— start of Information shown —
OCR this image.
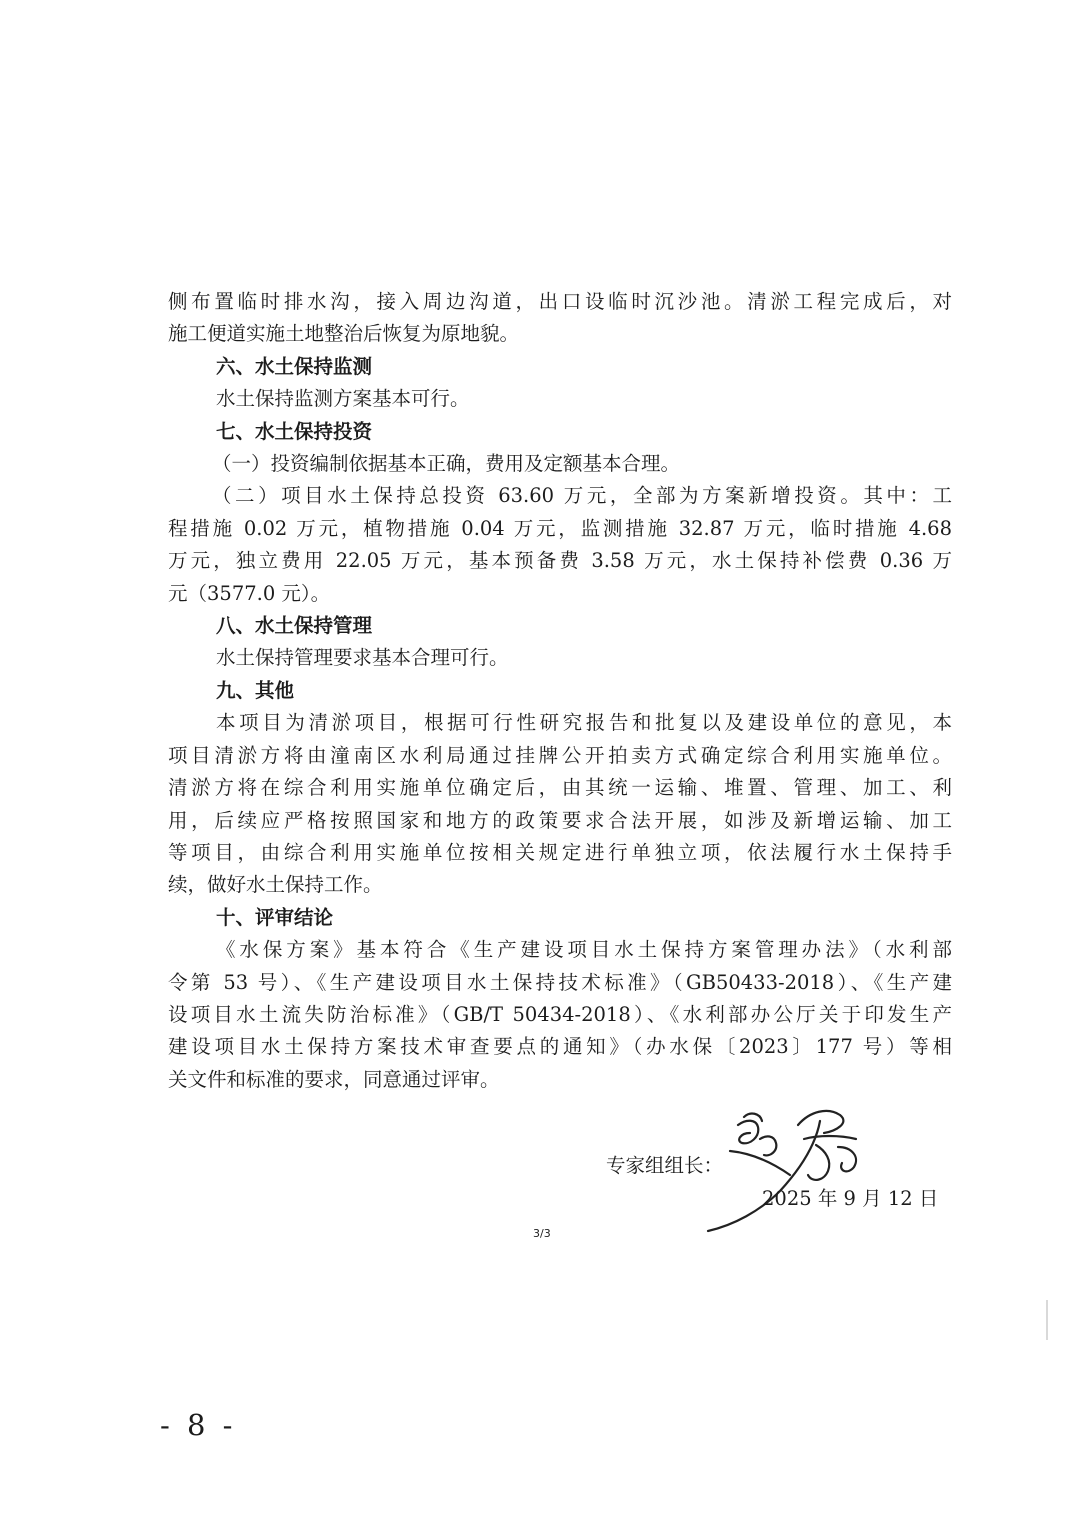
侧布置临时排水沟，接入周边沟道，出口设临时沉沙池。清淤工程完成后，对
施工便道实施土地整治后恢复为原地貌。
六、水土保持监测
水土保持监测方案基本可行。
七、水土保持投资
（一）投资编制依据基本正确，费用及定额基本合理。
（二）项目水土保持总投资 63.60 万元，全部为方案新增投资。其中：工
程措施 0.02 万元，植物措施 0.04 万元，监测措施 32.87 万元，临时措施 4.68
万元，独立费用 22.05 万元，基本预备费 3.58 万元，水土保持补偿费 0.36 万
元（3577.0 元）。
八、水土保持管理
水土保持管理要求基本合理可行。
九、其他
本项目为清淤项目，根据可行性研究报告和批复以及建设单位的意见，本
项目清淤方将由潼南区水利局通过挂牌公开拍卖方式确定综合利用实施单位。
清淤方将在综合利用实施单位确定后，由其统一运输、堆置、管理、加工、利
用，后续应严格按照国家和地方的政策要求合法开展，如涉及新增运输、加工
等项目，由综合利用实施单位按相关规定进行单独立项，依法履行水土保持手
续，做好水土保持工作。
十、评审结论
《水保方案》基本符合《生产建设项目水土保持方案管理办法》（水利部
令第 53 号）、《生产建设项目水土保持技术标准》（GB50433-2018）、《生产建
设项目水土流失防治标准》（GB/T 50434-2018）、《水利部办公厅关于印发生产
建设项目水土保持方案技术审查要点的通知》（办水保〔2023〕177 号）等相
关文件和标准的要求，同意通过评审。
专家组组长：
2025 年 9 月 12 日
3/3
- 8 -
— end of Information shown —
(The task)
Output every entry verbatim. Pictures do not belong in the copy.

(Result of this exercise)
OCR this image.
侧布置临时排水沟，接入周边沟道，出口设临时沉沙池。清淤工程完成后，对
施工便道实施土地整治后恢复为原地貌。
六、水土保持监测
水土保持监测方案基本可行。
七、水土保持投资
（一）投资编制依据基本正确，费用及定额基本合理。
（二）项目水土保持总投资 63.60 万元，全部为方案新增投资。其中：工
程措施 0.02 万元，植物措施 0.04 万元，监测措施 32.87 万元，临时措施 4.68
万元，独立费用 22.05 万元，基本预备费 3.58 万元，水土保持补偿费 0.36 万
元（3577.0 元）。
八、水土保持管理
水土保持管理要求基本合理可行。
九、其他
本项目为清淤项目，根据可行性研究报告和批复以及建设单位的意见，本
项目清淤方将由潼南区水利局通过挂牌公开拍卖方式确定综合利用实施单位。
清淤方将在综合利用实施单位确定后，由其统一运输、堆置、管理、加工、利
用，后续应严格按照国家和地方的政策要求合法开展，如涉及新增运输、加工
等项目，由综合利用实施单位按相关规定进行单独立项，依法履行水土保持手
续，做好水土保持工作。
十、评审结论
《水保方案》基本符合《生产建设项目水土保持方案管理办法》（水利部
令第 53 号）、《生产建设项目水土保持技术标准》（GB50433-2018）、《生产建
设项目水土流失防治标准》（GB/T 50434-2018）、《水利部办公厅关于印发生产
建设项目水土保持方案技术审查要点的通知》（办水保〔2023〕177 号）等相
关文件和标准的要求，同意通过评审。
专家组组长：
2025 年 9 月 12 日
3/3
- 8 -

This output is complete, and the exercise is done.